[What you need to do]: Duplicate the lines starting at the one containing "x-tick-label: 01/01/17 — [549, 386, 559, 429]" and ending after the one containing "y-axis-label: Number of".

═══ Data listing

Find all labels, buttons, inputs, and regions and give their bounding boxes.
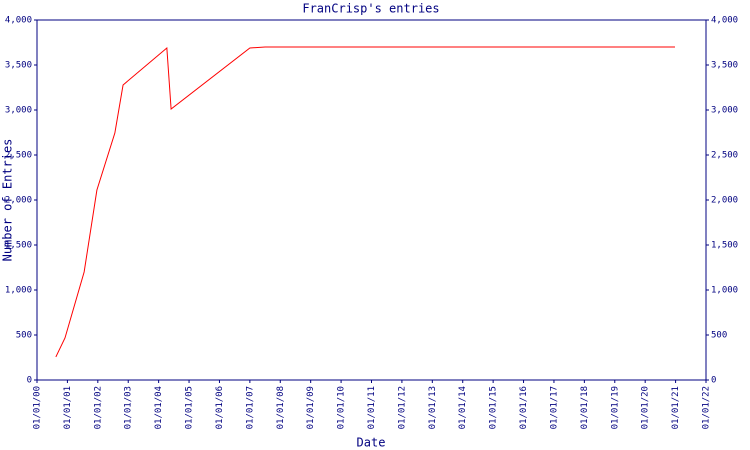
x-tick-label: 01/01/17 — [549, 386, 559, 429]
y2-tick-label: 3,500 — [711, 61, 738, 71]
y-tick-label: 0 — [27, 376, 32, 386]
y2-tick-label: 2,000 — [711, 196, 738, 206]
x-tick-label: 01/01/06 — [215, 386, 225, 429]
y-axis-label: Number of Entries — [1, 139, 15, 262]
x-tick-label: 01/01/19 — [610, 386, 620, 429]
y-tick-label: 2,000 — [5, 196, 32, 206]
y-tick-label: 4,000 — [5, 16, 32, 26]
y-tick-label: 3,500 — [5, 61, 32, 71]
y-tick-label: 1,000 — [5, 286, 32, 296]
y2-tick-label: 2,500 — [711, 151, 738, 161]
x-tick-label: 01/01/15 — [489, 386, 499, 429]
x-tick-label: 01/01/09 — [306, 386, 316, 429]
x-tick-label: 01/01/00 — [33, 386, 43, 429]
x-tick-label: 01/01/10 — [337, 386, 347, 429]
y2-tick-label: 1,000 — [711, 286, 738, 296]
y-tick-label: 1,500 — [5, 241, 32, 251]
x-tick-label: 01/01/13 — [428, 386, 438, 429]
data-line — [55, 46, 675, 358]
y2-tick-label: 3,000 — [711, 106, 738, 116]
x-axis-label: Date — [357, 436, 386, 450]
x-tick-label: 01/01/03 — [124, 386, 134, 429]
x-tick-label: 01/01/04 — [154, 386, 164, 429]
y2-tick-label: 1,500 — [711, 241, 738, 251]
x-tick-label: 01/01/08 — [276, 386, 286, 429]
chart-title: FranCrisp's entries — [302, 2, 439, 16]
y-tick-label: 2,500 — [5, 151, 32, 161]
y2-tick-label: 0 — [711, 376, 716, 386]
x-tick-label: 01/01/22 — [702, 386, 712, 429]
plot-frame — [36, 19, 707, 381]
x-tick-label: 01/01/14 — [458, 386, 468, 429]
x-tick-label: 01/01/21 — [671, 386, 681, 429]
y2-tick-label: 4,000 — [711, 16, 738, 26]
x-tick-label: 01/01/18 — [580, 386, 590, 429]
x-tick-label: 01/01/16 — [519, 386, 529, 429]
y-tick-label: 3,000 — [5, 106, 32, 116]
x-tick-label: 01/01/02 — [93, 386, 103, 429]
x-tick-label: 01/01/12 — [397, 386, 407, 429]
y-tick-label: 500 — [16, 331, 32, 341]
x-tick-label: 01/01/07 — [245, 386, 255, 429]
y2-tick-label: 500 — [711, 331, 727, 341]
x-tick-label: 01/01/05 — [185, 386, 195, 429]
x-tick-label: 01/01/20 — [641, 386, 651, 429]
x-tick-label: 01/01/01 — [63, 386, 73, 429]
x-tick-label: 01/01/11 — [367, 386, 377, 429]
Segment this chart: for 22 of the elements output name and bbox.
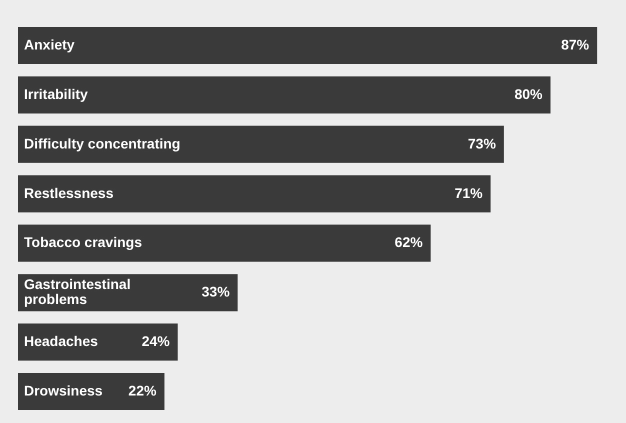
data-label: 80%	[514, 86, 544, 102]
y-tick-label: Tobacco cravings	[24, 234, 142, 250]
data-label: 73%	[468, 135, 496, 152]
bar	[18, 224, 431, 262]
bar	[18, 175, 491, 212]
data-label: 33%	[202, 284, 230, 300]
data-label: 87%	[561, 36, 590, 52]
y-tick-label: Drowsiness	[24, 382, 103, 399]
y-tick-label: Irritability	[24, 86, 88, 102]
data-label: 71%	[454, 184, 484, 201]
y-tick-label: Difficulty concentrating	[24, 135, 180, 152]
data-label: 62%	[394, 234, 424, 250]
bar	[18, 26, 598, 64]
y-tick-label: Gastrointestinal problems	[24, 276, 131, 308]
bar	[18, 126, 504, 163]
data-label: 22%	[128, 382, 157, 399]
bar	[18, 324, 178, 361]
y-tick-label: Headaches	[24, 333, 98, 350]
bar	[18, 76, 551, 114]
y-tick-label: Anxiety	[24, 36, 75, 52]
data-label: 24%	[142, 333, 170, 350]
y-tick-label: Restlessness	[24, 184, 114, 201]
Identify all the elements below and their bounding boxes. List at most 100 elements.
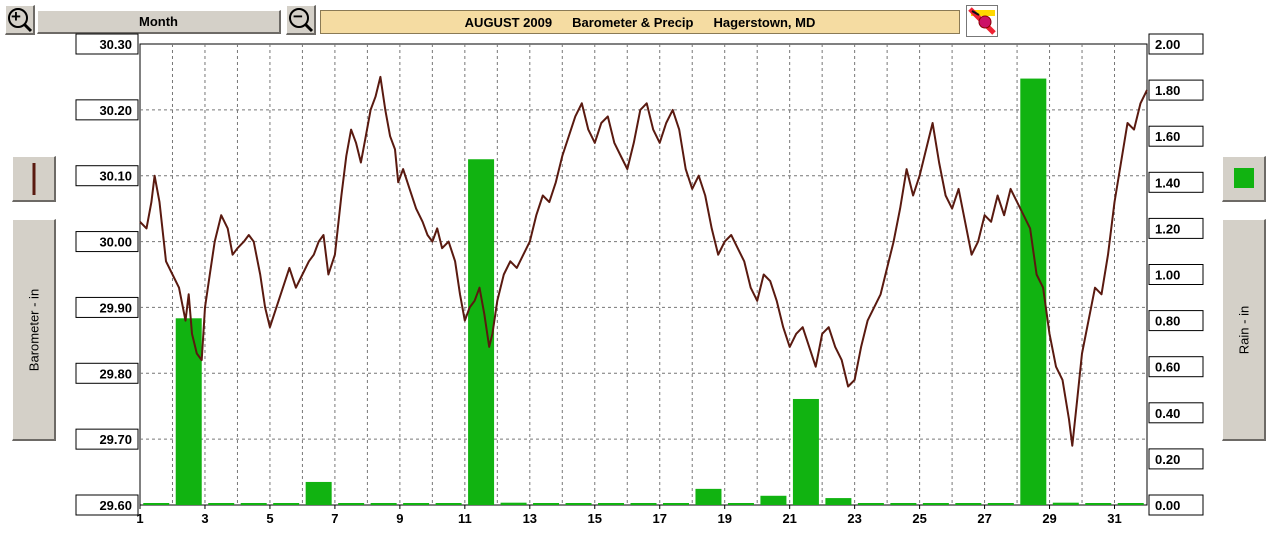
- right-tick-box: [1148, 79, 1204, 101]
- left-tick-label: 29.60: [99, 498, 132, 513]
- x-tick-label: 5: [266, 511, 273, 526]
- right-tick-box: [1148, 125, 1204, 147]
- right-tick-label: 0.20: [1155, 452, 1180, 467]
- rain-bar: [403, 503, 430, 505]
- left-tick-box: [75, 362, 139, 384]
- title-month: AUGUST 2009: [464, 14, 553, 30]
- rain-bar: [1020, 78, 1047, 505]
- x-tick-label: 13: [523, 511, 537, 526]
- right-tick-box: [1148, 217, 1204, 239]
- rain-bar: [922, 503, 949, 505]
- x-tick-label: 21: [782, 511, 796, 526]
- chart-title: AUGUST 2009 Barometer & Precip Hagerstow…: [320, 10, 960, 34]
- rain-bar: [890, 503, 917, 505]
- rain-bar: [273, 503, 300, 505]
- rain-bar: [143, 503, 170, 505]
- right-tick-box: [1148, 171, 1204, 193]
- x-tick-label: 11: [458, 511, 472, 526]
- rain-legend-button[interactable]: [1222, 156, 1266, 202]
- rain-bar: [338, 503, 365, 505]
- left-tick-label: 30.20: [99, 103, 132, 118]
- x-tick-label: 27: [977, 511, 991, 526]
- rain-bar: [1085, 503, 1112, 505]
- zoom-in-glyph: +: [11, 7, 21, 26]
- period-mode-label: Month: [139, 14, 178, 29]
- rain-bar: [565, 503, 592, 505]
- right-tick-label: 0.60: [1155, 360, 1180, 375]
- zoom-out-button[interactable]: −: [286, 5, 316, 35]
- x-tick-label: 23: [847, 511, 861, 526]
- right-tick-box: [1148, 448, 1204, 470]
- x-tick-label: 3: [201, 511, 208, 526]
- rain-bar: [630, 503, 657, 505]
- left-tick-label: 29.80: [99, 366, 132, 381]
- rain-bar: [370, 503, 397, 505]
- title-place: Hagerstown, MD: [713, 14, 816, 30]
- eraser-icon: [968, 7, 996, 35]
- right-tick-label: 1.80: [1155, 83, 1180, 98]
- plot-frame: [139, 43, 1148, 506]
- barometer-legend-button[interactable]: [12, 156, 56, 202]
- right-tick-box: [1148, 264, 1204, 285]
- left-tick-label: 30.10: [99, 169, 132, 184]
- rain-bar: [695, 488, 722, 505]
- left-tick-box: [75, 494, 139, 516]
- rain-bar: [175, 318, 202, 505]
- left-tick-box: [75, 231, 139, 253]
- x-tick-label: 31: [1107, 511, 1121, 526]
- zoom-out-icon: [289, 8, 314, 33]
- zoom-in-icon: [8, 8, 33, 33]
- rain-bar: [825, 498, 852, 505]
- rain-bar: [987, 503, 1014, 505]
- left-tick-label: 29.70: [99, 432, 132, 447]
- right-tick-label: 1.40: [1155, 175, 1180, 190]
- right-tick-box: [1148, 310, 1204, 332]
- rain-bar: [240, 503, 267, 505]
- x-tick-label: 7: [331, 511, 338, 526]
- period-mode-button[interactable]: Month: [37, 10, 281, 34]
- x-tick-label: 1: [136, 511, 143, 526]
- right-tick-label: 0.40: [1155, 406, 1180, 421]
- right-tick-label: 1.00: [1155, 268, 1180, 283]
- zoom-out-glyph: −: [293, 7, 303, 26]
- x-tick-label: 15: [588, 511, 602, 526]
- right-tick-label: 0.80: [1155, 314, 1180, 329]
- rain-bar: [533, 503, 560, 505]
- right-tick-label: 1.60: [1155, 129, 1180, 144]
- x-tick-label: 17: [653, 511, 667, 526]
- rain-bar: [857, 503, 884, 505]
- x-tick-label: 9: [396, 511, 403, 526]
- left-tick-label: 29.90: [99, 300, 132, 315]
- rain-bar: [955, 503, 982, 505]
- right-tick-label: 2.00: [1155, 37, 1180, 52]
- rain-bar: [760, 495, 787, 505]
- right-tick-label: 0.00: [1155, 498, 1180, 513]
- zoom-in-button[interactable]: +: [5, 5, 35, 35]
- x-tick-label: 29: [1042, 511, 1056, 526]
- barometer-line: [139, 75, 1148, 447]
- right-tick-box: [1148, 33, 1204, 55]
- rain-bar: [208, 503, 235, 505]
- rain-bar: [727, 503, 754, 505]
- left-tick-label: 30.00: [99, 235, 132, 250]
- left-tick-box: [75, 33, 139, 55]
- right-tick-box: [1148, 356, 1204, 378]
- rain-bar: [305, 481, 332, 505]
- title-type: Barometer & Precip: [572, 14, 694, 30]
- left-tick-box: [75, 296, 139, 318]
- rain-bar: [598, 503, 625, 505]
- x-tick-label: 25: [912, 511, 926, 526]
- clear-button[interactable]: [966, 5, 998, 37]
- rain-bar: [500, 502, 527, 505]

══════

[Solved problem]:
x-tick-label: 01/01/17 — [549, 386, 559, 429]
y2-tick-label: 3,500 — [711, 61, 738, 71]
y-tick-label: 0 — [27, 376, 32, 386]
y2-tick-label: 2,000 — [711, 196, 738, 206]
x-tick-label: 01/01/06 — [215, 386, 225, 429]
y-axis-label: Number of Entries — [1, 139, 15, 262]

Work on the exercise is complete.